▶ OBJECTIVE: Using the listing below, copy every line that mentions "this".

━━━━━ GIVEN INFORMATION

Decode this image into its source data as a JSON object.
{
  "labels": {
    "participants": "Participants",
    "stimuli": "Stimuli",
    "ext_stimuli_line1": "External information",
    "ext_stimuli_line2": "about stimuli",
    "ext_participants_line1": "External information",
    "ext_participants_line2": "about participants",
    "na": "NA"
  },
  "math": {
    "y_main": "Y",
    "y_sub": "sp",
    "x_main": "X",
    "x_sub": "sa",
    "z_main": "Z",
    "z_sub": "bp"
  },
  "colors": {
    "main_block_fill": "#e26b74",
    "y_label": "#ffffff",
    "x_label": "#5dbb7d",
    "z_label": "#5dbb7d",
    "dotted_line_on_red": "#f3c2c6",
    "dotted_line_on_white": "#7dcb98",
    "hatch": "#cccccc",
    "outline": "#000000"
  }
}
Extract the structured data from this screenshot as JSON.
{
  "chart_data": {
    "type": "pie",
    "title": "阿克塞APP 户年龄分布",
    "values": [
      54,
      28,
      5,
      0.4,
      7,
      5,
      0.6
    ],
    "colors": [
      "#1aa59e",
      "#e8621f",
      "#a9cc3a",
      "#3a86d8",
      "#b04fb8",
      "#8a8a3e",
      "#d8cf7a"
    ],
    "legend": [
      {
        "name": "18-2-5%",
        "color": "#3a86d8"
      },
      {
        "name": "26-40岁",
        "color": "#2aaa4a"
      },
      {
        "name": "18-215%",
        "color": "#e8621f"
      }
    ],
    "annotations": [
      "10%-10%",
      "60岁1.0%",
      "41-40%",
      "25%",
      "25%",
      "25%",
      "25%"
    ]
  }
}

━━━━━━━━━━

▶ EXERCISE OUTPUT:
Decode this image into its source data as a JSON object.
Extract the structured data from this screenshot as JSON.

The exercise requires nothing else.